• _Short exercise_
Reproduce every record exactly as it appears, but not the pictures.
── Source records ──
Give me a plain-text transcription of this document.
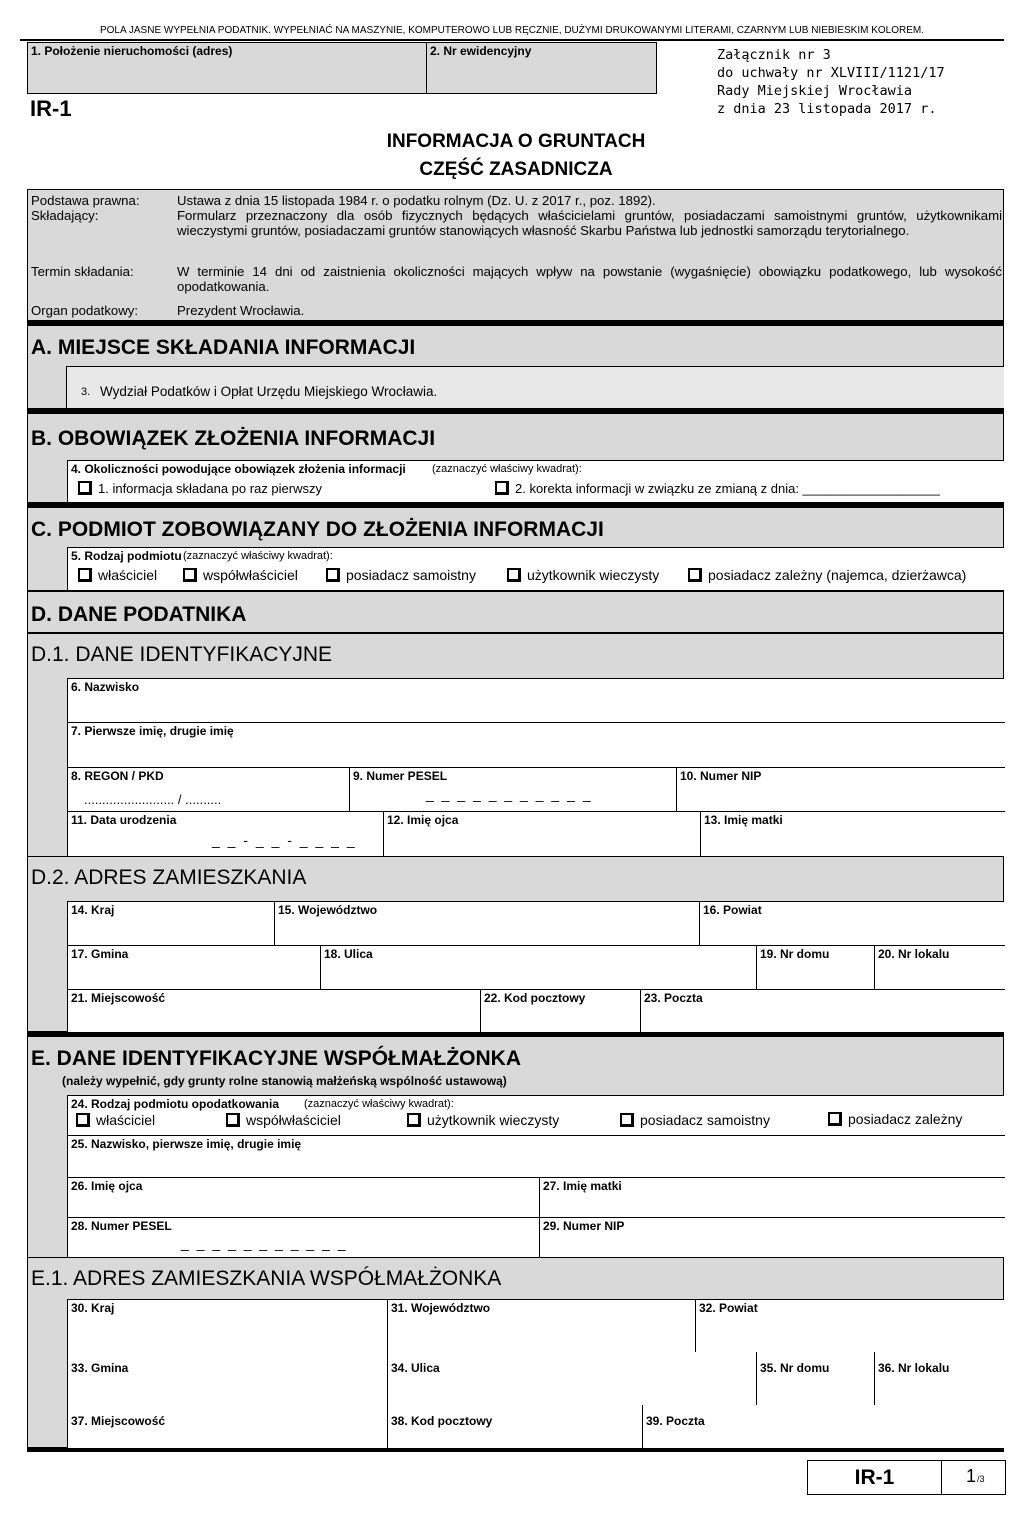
POLA JASNE WYPEŁNIA PODATNIK. WYPEŁNIAĆ NA MASZYNIE, KOMPUTEROWO LUB RĘCZNIE, DUŻYMI DRUKOWANYMI LITERAMI, CZARNYM LUB NIEBIESKIM KOLOREM.
1. Położenie nieruchomości (adres)	2. Nr ewidencyjny	Załącznik nr 3
do uchwały nr XLVIII/1121/17
Rady Miejskiej Wrocławia
z dnia 23 listopada 2017 r.
IR-1
INFORMACJA O GRUNTACH
CZĘŚĆ ZASADNICZA
Podstawa prawna:	Ustawa z dnia 15 listopada 1984 r. o podatku rolnym (Dz. U. z 2017 r., poz. 1892).
Składający:	Formularz przeznaczony dla osób fizycznych będących właścicielami gruntów, posiadaczami samoistnymi gruntów, użytkownikami wieczystymi gruntów, posiadaczami gruntów stanowiących własność Skarbu Państwa lub jednostki samorządu terytorialnego.
Termin składania:	W terminie 14 dni od zaistnienia okoliczności mających wpływ na powstanie (wygaśnięcie) obowiązku podatkowego, lub wysokość opodatkowania.
Organ podatkowy:	Prezydent Wrocławia.
A. MIEJSCE SKŁADANIA INFORMACJI
3. Wydział Podatków i Opłat Urzędu Miejskiego Wrocławia.
B. OBOWIĄZEK ZŁOŻENIA INFORMACJI
4. Okoliczności powodujące obowiązek złożenia informacji (zaznaczyć właściwy kwadrat):
1. informacja składana po raz pierwszy	2. korekta informacji w związku ze zmianą z dnia: ___________________
C. PODMIOT ZOBOWIĄZANY DO ZŁOŻENIA INFORMACJI
5. Rodzaj podmiotu (zaznaczyć właściwy kwadrat):
właściciel	współwłaściciel	posiadacz samoistny	użytkownik wieczysty	posiadacz zależny (najemca, dzierżawca)
D. DANE PODATNIKA
D.1. DANE IDENTYFIKACYJNE
6. Nazwisko
7. Pierwsze imię, drugie imię
8. REGON / PKD
......................... / ..........
9. Numer PESEL
_ _ _ _ _ _ _ _ _ _ _
10. Numer NIP
11. Data urodzenia
_ _ - _ _ - _ _ _ _
12. Imię ojca	13. Imię matki
D.2. ADRES ZAMIESZKANIA
14. Kraj	15. Województwo	16. Powiat
17. Gmina	18. Ulica	19. Nr domu	20. Nr lokalu
21. Miejscowość	22. Kod pocztowy	23. Poczta
E. DANE IDENTYFIKACYJNE WSPÓŁMAŁŻONKA
(należy wypełnić, gdy grunty rolne stanowią małżeńską wspólność ustawową)
24. Rodzaj podmiotu opodatkowania (zaznaczyć właściwy kwadrat):
właściciel	współwłaściciel	użytkownik wieczysty	posiadacz samoistny	posiadacz zależny
25. Nazwisko, pierwsze imię, drugie imię
26. Imię ojca	27. Imię matki
28. Numer PESEL
_ _ _ _ _ _ _ _ _ _ _
29. Numer NIP
E.1. ADRES ZAMIESZKANIA WSPÓŁMAŁŻONKA
30. Kraj	31. Województwo	32. Powiat
33. Gmina	34. Ulica	35. Nr domu	36. Nr lokalu
37. Miejscowość	38. Kod pocztowy	39. Poczta
IR-1	1 /3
───
• _Worked answer_
Give me a plain-text transcription of this document.
POLA JASNE WYPEŁNIA PODATNIK. WYPEŁNIAĆ NA MASZYNIE, KOMPUTEROWO LUB RĘCZNIE, DUŻYMI DRUKOWANYMI LITERAMI, CZARNYM LUB NIEBIESKIM KOLOREM.
1. Położenie nieruchomości (adres)	2. Nr ewidencyjny	Załącznik nr 3
do uchwały nr XLVIII/1121/17
Rady Miejskiej Wrocławia
z dnia 23 listopada 2017 r.
IR-1
INFORMACJA O GRUNTACH
CZĘŚĆ ZASADNICZA
Podstawa prawna:	Ustawa z dnia 15 listopada 1984 r. o podatku rolnym (Dz. U. z 2017 r., poz. 1892).
Składający:	Formularz przeznaczony dla osób fizycznych będących właścicielami gruntów, posiadaczami samoistnymi gruntów, użytkownikami wieczystymi gruntów, posiadaczami gruntów stanowiących własność Skarbu Państwa lub jednostki samorządu terytorialnego.
Termin składania:	W terminie 14 dni od zaistnienia okoliczności mających wpływ na powstanie (wygaśnięcie) obowiązku podatkowego, lub wysokość opodatkowania.
Organ podatkowy:	Prezydent Wrocławia.
A. MIEJSCE SKŁADANIA INFORMACJI
3. Wydział Podatków i Opłat Urzędu Miejskiego Wrocławia.
B. OBOWIĄZEK ZŁOŻENIA INFORMACJI
4. Okoliczności powodujące obowiązek złożenia informacji (zaznaczyć właściwy kwadrat):
1. informacja składana po raz pierwszy	2. korekta informacji w związku ze zmianą z dnia: ___________________
C. PODMIOT ZOBOWIĄZANY DO ZŁOŻENIA INFORMACJI
5. Rodzaj podmiotu (zaznaczyć właściwy kwadrat):
właściciel	współwłaściciel	posiadacz samoistny	użytkownik wieczysty	posiadacz zależny (najemca, dzierżawca)
D. DANE PODATNIKA
D.1. DANE IDENTYFIKACYJNE
6. Nazwisko
7. Pierwsze imię, drugie imię
8. REGON / PKD
......................... / ..........
9. Numer PESEL
_ _ _ _ _ _ _ _ _ _ _
10. Numer NIP
11. Data urodzenia
_ _ - _ _ - _ _ _ _
12. Imię ojca	13. Imię matki
D.2. ADRES ZAMIESZKANIA
14. Kraj	15. Województwo	16. Powiat
17. Gmina	18. Ulica	19. Nr domu	20. Nr lokalu
21. Miejscowość	22. Kod pocztowy	23. Poczta
E. DANE IDENTYFIKACYJNE WSPÓŁMAŁŻONKA
(należy wypełnić, gdy grunty rolne stanowią małżeńską wspólność ustawową)
24. Rodzaj podmiotu opodatkowania (zaznaczyć właściwy kwadrat):
właściciel	współwłaściciel	użytkownik wieczysty	posiadacz samoistny	posiadacz zależny
25. Nazwisko, pierwsze imię, drugie imię
26. Imię ojca	27. Imię matki
28. Numer PESEL
_ _ _ _ _ _ _ _ _ _ _
29. Numer NIP
E.1. ADRES ZAMIESZKANIA WSPÓŁMAŁŻONKA
30. Kraj	31. Województwo	32. Powiat
33. Gmina	34. Ulica	35. Nr domu	36. Nr lokalu
37. Miejscowość	38. Kod pocztowy	39. Poczta
IR-1	1 /3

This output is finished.